Task: Output each entry exactly; skip nothing.
==============================
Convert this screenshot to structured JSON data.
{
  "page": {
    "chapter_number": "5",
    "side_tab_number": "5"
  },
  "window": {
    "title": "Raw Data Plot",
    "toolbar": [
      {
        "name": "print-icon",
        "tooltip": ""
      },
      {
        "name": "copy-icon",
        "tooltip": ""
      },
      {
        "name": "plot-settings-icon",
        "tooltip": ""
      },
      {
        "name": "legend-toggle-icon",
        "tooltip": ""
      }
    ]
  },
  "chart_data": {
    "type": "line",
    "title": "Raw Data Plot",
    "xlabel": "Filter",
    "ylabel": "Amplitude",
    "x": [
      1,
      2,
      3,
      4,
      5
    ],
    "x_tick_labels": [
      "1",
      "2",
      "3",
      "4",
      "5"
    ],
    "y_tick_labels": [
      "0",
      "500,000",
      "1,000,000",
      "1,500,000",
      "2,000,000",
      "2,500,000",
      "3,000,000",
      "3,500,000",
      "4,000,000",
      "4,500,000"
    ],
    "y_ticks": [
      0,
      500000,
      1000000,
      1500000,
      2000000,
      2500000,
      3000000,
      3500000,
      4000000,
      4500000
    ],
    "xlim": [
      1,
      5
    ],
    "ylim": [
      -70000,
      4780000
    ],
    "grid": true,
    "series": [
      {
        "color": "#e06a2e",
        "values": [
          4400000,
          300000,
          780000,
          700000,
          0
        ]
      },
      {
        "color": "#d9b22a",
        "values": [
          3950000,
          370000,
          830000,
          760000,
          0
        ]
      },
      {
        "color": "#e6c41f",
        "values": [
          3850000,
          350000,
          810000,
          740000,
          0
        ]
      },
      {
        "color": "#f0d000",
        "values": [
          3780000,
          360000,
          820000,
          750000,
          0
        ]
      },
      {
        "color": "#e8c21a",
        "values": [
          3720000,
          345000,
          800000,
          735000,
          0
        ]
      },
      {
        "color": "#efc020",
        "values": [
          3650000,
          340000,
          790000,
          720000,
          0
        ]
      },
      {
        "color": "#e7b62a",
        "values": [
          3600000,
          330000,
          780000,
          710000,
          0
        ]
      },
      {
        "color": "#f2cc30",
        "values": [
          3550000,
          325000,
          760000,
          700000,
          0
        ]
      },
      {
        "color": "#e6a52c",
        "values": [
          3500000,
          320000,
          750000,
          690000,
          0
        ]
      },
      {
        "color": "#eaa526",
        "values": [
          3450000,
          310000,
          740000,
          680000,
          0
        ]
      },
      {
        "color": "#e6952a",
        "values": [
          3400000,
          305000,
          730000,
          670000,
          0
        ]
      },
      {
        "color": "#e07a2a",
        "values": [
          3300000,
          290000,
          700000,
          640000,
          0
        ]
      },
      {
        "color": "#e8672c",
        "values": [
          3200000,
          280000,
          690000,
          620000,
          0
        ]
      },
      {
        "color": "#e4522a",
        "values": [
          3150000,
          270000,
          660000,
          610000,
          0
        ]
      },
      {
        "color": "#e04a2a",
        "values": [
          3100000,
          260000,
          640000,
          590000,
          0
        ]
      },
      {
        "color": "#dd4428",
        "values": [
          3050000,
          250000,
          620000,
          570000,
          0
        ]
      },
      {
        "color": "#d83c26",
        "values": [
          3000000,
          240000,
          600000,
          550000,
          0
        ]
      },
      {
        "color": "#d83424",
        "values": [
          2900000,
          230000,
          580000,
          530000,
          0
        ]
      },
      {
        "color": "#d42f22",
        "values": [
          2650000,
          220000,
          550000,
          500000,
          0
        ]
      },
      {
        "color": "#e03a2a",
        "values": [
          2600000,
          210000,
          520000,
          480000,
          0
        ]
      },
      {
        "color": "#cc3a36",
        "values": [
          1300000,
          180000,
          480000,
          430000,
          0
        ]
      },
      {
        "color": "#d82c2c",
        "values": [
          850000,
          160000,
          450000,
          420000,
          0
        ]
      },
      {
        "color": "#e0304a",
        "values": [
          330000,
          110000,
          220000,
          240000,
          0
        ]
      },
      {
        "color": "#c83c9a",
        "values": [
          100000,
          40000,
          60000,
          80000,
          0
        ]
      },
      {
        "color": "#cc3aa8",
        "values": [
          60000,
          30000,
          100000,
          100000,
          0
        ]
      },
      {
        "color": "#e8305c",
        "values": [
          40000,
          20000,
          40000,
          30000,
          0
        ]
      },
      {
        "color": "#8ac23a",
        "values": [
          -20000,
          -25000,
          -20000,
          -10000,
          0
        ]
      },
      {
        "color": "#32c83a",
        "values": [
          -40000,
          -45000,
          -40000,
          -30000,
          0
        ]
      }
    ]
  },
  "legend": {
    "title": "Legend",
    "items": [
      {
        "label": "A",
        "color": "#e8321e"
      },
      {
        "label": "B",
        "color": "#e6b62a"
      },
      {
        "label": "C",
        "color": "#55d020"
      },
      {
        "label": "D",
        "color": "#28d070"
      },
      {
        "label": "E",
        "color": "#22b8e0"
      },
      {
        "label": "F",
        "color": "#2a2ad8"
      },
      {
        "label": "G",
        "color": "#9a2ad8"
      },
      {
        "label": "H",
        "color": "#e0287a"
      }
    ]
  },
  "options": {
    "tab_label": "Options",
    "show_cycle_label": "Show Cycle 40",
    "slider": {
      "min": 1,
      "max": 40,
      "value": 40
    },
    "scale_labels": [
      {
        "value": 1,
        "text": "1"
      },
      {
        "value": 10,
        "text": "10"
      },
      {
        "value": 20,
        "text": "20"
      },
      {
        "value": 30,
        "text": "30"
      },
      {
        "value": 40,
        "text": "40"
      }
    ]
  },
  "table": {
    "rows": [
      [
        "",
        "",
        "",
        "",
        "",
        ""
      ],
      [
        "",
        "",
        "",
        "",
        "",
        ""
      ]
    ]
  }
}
==============================
The reply:
Convert this screenshot to structured JSON data.
{
  "page": {
    "chapter_number": "5",
    "side_tab_number": "5"
  },
  "window": {
    "title": "Raw Data Plot",
    "toolbar": [
      {
        "name": "print-icon",
        "tooltip": ""
      },
      {
        "name": "copy-icon",
        "tooltip": ""
      },
      {
        "name": "plot-settings-icon",
        "tooltip": ""
      },
      {
        "name": "legend-toggle-icon",
        "tooltip": ""
      }
    ]
  },
  "chart_data": {
    "type": "line",
    "title": "Raw Data Plot",
    "xlabel": "Filter",
    "ylabel": "Amplitude",
    "x": [
      1,
      2,
      3,
      4,
      5
    ],
    "x_tick_labels": [
      "1",
      "2",
      "3",
      "4",
      "5"
    ],
    "y_tick_labels": [
      "0",
      "500,000",
      "1,000,000",
      "1,500,000",
      "2,000,000",
      "2,500,000",
      "3,000,000",
      "3,500,000",
      "4,000,000",
      "4,500,000"
    ],
    "y_ticks": [
      0,
      500000,
      1000000,
      1500000,
      2000000,
      2500000,
      3000000,
      3500000,
      4000000,
      4500000
    ],
    "xlim": [
      1,
      5
    ],
    "ylim": [
      -70000,
      4780000
    ],
    "grid": true,
    "series": [
      {
        "color": "#e06a2e",
        "values": [
          4400000,
          300000,
          780000,
          700000,
          0
        ]
      },
      {
        "color": "#d9b22a",
        "values": [
          3950000,
          370000,
          830000,
          760000,
          0
        ]
      },
      {
        "color": "#e6c41f",
        "values": [
          3850000,
          350000,
          810000,
          740000,
          0
        ]
      },
      {
        "color": "#f0d000",
        "values": [
          3780000,
          360000,
          820000,
          750000,
          0
        ]
      },
      {
        "color": "#e8c21a",
        "values": [
          3720000,
          345000,
          800000,
          735000,
          0
        ]
      },
      {
        "color": "#efc020",
        "values": [
          3650000,
          340000,
          790000,
          720000,
          0
        ]
      },
      {
        "color": "#e7b62a",
        "values": [
          3600000,
          330000,
          780000,
          710000,
          0
        ]
      },
      {
        "color": "#f2cc30",
        "values": [
          3550000,
          325000,
          760000,
          700000,
          0
        ]
      },
      {
        "color": "#e6a52c",
        "values": [
          3500000,
          320000,
          750000,
          690000,
          0
        ]
      },
      {
        "color": "#eaa526",
        "values": [
          3450000,
          310000,
          740000,
          680000,
          0
        ]
      },
      {
        "color": "#e6952a",
        "values": [
          3400000,
          305000,
          730000,
          670000,
          0
        ]
      },
      {
        "color": "#e07a2a",
        "values": [
          3300000,
          290000,
          700000,
          640000,
          0
        ]
      },
      {
        "color": "#e8672c",
        "values": [
          3200000,
          280000,
          690000,
          620000,
          0
        ]
      },
      {
        "color": "#e4522a",
        "values": [
          3150000,
          270000,
          660000,
          610000,
          0
        ]
      },
      {
        "color": "#e04a2a",
        "values": [
          3100000,
          260000,
          640000,
          590000,
          0
        ]
      },
      {
        "color": "#dd4428",
        "values": [
          3050000,
          250000,
          620000,
          570000,
          0
        ]
      },
      {
        "color": "#d83c26",
        "values": [
          3000000,
          240000,
          600000,
          550000,
          0
        ]
      },
      {
        "color": "#d83424",
        "values": [
          2900000,
          230000,
          580000,
          530000,
          0
        ]
      },
      {
        "color": "#d42f22",
        "values": [
          2650000,
          220000,
          550000,
          500000,
          0
        ]
      },
      {
        "color": "#e03a2a",
        "values": [
          2600000,
          210000,
          520000,
          480000,
          0
        ]
      },
      {
        "color": "#cc3a36",
        "values": [
          1300000,
          180000,
          480000,
          430000,
          0
        ]
      },
      {
        "color": "#d82c2c",
        "values": [
          850000,
          160000,
          450000,
          420000,
          0
        ]
      },
      {
        "color": "#e0304a",
        "values": [
          330000,
          110000,
          220000,
          240000,
          0
        ]
      },
      {
        "color": "#c83c9a",
        "values": [
          100000,
          40000,
          60000,
          80000,
          0
        ]
      },
      {
        "color": "#cc3aa8",
        "values": [
          60000,
          30000,
          100000,
          100000,
          0
        ]
      },
      {
        "color": "#e8305c",
        "values": [
          40000,
          20000,
          40000,
          30000,
          0
        ]
      },
      {
        "color": "#8ac23a",
        "values": [
          -20000,
          -25000,
          -20000,
          -10000,
          0
        ]
      },
      {
        "color": "#32c83a",
        "values": [
          -40000,
          -45000,
          -40000,
          -30000,
          0
        ]
      }
    ]
  },
  "legend": {
    "title": "Legend",
    "items": [
      {
        "label": "A",
        "color": "#e8321e"
      },
      {
        "label": "B",
        "color": "#e6b62a"
      },
      {
        "label": "C",
        "color": "#55d020"
      },
      {
        "label": "D",
        "color": "#28d070"
      },
      {
        "label": "E",
        "color": "#22b8e0"
      },
      {
        "label": "F",
        "color": "#2a2ad8"
      },
      {
        "label": "G",
        "color": "#9a2ad8"
      },
      {
        "label": "H",
        "color": "#e0287a"
      }
    ]
  },
  "options": {
    "tab_label": "Options",
    "show_cycle_label": "Show Cycle 40",
    "slider": {
      "min": 1,
      "max": 40,
      "value": 40
    },
    "scale_labels": [
      {
        "value": 1,
        "text": "1"
      },
      {
        "value": 10,
        "text": "10"
      },
      {
        "value": 20,
        "text": "20"
      },
      {
        "value": 30,
        "text": "30"
      },
      {
        "value": 40,
        "text": "40"
      }
    ]
  },
  "table": {
    "rows": [
      [
        "",
        "",
        "",
        "",
        "",
        ""
      ],
      [
        "",
        "",
        "",
        "",
        "",
        ""
      ]
    ]
  }
}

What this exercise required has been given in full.